> Prompt
Which section headings does the Edalorhina nasuta article contain?

Edalorhina nasuta
- Conservation status: Data Deficient (IUCN 3.1)

Scientific classification
- Kingdom: Animalia
- Phylum: Chordata
- Class: Amphibia
- Order: Anura
- Family: Leptodactylidae
- Genus: Edalorhina
- Species: E. nasuta
- Binomial name: Edalorhina nasuta Boulenger, 1912

= Edalorhina nasuta =

- Authority: Boulenger, 1912
- Conservation status: DD

Species of frog

Edalorhina nasuta (common snouted frog) is a species of frog in the family Leptodactylidae.
It is endemic to Peru.

==Description==
The adult frog measures 32 - 38 mm in snout-vent length. It has a cryptic appearance, resembling a leaf to the human eye. Its skin is brown with warty bumps in the shape of an X and a protuberance on the nose. The hind feet have some webbed skin.

==Etymology==
Scientists named the frog nasula, which means "long-nosed" in Latin.

==Habitat==
This terrestrial frog is found on the leaf litter in forests. Scientists have seen the frog between 220 and 1000 m above sea level.

Scientists have not seen the frogs in any protected areas, but they believe it might live in Yanachaga-Chemillén National Park or El Sira Communal Reserve.

==Reproduction==
Scientists believe this frog lays eggs in foam nests.

==Threats==
The IUCN classifies this species as data deficient. Some of the frogs may be in danger from habitat loss associated with agriculture, particularly coffee plantations.

Page layout parsing data:
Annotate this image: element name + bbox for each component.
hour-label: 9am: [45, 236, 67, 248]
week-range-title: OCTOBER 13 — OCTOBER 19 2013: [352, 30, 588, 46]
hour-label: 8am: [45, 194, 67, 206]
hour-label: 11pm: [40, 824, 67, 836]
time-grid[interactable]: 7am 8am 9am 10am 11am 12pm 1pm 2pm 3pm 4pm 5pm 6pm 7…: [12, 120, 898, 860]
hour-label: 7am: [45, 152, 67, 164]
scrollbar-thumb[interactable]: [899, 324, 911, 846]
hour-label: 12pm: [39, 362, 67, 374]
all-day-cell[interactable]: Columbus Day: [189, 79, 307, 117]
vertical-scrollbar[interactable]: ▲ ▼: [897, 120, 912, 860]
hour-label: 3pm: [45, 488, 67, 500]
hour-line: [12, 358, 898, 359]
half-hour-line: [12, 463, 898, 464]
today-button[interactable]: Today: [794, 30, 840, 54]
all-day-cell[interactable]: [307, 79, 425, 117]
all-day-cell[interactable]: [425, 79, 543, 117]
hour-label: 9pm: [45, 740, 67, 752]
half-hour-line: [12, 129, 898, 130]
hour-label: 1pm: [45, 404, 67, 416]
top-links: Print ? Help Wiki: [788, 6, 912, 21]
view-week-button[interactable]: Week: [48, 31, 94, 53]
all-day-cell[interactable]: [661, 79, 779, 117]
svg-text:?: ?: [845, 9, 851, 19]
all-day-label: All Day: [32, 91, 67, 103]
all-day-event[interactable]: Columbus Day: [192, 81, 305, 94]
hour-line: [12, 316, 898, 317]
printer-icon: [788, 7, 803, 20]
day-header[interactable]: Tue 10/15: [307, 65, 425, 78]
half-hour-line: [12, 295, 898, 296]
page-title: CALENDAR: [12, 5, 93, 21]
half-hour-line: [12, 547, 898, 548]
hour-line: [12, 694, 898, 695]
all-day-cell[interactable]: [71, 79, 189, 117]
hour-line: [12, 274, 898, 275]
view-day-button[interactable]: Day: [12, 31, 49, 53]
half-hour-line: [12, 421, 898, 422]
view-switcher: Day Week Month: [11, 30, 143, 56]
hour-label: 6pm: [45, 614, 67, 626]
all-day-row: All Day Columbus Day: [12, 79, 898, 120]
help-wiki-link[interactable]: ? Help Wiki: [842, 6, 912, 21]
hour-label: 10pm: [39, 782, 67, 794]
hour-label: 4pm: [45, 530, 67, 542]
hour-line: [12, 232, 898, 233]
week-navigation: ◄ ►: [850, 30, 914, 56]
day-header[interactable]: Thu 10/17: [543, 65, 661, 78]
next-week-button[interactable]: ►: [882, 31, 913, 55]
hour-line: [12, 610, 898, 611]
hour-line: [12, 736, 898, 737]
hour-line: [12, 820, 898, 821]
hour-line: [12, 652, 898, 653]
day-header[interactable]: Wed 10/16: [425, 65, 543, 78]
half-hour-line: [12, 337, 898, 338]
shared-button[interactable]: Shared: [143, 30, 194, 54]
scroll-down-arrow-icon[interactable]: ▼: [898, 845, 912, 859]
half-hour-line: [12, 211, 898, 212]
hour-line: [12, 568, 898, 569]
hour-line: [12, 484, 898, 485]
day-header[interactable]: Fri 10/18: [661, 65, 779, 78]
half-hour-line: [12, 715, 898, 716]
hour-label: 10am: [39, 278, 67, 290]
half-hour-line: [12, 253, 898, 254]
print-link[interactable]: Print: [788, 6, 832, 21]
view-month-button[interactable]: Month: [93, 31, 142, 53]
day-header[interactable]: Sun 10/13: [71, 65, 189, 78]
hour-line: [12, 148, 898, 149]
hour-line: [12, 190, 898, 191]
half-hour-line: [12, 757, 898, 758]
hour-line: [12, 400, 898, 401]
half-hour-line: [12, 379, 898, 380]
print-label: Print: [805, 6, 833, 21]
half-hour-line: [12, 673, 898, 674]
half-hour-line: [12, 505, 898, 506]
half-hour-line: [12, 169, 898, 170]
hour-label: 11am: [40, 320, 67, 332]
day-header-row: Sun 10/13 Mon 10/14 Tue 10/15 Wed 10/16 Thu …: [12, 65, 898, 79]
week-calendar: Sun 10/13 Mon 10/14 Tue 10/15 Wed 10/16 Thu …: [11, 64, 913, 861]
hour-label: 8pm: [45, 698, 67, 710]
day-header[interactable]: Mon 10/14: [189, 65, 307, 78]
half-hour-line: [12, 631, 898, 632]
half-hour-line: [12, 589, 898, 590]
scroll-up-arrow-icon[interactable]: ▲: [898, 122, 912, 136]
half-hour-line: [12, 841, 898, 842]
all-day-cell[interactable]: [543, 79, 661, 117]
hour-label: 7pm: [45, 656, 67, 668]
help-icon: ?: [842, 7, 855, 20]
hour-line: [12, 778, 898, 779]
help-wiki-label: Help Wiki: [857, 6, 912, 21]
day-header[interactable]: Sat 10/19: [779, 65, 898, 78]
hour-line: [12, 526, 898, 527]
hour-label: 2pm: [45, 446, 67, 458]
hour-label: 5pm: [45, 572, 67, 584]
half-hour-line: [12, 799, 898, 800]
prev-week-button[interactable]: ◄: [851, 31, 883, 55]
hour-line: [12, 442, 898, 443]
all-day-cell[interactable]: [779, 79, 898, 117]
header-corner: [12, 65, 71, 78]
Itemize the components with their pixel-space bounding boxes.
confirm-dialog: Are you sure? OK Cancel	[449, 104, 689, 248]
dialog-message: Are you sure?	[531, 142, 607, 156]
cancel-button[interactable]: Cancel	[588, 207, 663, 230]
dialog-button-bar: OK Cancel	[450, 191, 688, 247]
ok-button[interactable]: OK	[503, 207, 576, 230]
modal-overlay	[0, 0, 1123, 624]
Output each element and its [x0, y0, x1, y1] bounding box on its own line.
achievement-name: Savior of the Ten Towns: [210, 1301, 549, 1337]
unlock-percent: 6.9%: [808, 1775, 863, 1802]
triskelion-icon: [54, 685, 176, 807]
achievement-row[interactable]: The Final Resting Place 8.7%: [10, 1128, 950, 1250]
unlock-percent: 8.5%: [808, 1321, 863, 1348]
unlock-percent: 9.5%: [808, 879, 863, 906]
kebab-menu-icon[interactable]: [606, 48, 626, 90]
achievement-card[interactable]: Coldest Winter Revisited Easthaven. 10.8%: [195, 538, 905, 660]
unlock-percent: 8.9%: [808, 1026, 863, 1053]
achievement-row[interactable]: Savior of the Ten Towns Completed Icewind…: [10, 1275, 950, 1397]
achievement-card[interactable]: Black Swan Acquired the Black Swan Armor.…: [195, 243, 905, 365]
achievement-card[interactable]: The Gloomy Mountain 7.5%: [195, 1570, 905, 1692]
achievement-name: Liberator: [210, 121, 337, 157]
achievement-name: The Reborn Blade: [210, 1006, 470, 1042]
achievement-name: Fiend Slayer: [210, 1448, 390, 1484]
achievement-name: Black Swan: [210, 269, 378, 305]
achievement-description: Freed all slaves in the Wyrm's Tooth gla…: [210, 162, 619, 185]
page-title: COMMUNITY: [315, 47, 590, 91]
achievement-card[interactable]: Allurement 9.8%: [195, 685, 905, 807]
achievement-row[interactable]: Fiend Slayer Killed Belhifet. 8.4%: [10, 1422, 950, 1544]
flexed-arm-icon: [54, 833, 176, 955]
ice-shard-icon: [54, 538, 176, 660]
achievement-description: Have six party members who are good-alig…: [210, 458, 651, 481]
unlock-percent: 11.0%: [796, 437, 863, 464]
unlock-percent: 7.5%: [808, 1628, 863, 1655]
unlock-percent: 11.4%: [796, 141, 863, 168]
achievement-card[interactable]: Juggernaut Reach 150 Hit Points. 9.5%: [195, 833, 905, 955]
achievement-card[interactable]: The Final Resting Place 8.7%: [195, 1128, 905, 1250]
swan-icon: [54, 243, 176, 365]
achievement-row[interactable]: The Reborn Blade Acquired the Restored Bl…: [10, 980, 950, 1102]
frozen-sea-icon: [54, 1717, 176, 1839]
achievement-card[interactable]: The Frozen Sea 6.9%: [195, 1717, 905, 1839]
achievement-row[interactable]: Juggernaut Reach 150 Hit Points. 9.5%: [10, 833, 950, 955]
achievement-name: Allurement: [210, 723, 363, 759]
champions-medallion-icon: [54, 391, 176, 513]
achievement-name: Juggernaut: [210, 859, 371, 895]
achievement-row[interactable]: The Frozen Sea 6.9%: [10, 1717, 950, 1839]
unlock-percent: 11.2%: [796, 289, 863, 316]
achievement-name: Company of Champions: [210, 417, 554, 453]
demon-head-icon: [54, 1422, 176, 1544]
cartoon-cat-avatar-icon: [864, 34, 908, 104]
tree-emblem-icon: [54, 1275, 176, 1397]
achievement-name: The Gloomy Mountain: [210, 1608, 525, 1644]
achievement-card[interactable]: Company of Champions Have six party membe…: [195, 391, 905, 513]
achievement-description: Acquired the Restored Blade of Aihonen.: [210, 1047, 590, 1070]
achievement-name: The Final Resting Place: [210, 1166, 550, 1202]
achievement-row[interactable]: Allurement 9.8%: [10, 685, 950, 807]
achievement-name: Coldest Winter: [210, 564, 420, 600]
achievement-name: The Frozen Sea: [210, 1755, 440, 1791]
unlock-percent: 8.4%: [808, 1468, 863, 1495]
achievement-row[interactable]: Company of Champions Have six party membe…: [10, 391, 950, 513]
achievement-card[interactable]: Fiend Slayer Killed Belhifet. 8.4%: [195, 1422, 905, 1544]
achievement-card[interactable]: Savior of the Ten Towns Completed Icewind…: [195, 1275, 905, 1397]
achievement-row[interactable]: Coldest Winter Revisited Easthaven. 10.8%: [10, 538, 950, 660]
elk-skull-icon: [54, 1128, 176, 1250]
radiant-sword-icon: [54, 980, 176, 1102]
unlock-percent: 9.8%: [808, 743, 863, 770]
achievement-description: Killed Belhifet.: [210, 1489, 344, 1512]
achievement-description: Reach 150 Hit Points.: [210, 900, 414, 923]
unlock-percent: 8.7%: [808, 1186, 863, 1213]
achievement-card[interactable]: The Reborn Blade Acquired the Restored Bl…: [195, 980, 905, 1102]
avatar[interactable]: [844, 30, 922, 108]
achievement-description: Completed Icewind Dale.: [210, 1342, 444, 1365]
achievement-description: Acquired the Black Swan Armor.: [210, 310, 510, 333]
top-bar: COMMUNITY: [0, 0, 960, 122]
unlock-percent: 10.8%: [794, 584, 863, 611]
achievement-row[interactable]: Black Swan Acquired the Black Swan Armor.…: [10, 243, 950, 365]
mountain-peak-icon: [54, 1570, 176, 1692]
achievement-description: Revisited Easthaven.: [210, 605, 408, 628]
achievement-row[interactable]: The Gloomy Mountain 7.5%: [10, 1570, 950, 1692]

> Answer area
Description, Etymology, Habitat, Reproduction, Threats